Extract the entries in their exact form.

<<<<

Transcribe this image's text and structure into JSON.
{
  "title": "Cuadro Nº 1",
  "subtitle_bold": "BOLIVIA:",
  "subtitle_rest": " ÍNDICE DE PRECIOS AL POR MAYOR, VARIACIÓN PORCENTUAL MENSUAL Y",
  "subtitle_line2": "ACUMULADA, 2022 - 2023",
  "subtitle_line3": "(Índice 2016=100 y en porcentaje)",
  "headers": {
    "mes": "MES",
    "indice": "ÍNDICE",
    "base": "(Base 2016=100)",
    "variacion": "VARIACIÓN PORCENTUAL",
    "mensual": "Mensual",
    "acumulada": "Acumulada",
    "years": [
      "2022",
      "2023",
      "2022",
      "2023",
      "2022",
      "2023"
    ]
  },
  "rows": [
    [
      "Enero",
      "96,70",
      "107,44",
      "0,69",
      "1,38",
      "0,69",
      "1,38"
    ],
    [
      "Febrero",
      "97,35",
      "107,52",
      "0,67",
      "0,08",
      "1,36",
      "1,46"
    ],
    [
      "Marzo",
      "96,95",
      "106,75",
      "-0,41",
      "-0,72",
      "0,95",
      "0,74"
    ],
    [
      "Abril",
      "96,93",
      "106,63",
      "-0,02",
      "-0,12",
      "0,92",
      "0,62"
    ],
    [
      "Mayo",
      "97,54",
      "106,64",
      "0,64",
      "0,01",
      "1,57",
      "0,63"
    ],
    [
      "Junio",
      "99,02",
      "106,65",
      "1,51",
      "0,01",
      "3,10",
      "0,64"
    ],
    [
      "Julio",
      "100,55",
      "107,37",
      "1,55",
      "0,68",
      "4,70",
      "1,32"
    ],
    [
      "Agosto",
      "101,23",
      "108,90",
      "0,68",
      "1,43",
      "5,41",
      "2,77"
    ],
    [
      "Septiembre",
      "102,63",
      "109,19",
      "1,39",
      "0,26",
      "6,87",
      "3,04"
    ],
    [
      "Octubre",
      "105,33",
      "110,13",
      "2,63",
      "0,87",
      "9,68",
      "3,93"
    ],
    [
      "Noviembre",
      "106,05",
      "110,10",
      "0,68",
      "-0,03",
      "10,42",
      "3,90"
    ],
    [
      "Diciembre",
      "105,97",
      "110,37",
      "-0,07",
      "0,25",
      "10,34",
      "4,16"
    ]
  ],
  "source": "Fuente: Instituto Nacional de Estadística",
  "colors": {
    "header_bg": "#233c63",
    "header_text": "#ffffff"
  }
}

>>>>

= TASK RESULT =
Transcribe this image's text and structure into JSON.
{
  "title": "Cuadro Nº 1",
  "subtitle_bold": "BOLIVIA:",
  "subtitle_rest": " ÍNDICE DE PRECIOS AL POR MAYOR, VARIACIÓN PORCENTUAL MENSUAL Y",
  "subtitle_line2": "ACUMULADA, 2022 - 2023",
  "subtitle_line3": "(Índice 2016=100 y en porcentaje)",
  "headers": {
    "mes": "MES",
    "indice": "ÍNDICE",
    "base": "(Base 2016=100)",
    "variacion": "VARIACIÓN PORCENTUAL",
    "mensual": "Mensual",
    "acumulada": "Acumulada",
    "years": [
      "2022",
      "2023",
      "2022",
      "2023",
      "2022",
      "2023"
    ]
  },
  "rows": [
    [
      "Enero",
      "96,70",
      "107,44",
      "0,69",
      "1,38",
      "0,69",
      "1,38"
    ],
    [
      "Febrero",
      "97,35",
      "107,52",
      "0,67",
      "0,08",
      "1,36",
      "1,46"
    ],
    [
      "Marzo",
      "96,95",
      "106,75",
      "-0,41",
      "-0,72",
      "0,95",
      "0,74"
    ],
    [
      "Abril",
      "96,93",
      "106,63",
      "-0,02",
      "-0,12",
      "0,92",
      "0,62"
    ],
    [
      "Mayo",
      "97,54",
      "106,64",
      "0,64",
      "0,01",
      "1,57",
      "0,63"
    ],
    [
      "Junio",
      "99,02",
      "106,65",
      "1,51",
      "0,01",
      "3,10",
      "0,64"
    ],
    [
      "Julio",
      "100,55",
      "107,37",
      "1,55",
      "0,68",
      "4,70",
      "1,32"
    ],
    [
      "Agosto",
      "101,23",
      "108,90",
      "0,68",
      "1,43",
      "5,41",
      "2,77"
    ],
    [
      "Septiembre",
      "102,63",
      "109,19",
      "1,39",
      "0,26",
      "6,87",
      "3,04"
    ],
    [
      "Octubre",
      "105,33",
      "110,13",
      "2,63",
      "0,87",
      "9,68",
      "3,93"
    ],
    [
      "Noviembre",
      "106,05",
      "110,10",
      "0,68",
      "-0,03",
      "10,42",
      "3,90"
    ],
    [
      "Diciembre",
      "105,97",
      "110,37",
      "-0,07",
      "0,25",
      "10,34",
      "4,16"
    ]
  ],
  "source": "Fuente: Instituto Nacional de Estadística",
  "colors": {
    "header_bg": "#233c63",
    "header_text": "#ffffff"
  }
}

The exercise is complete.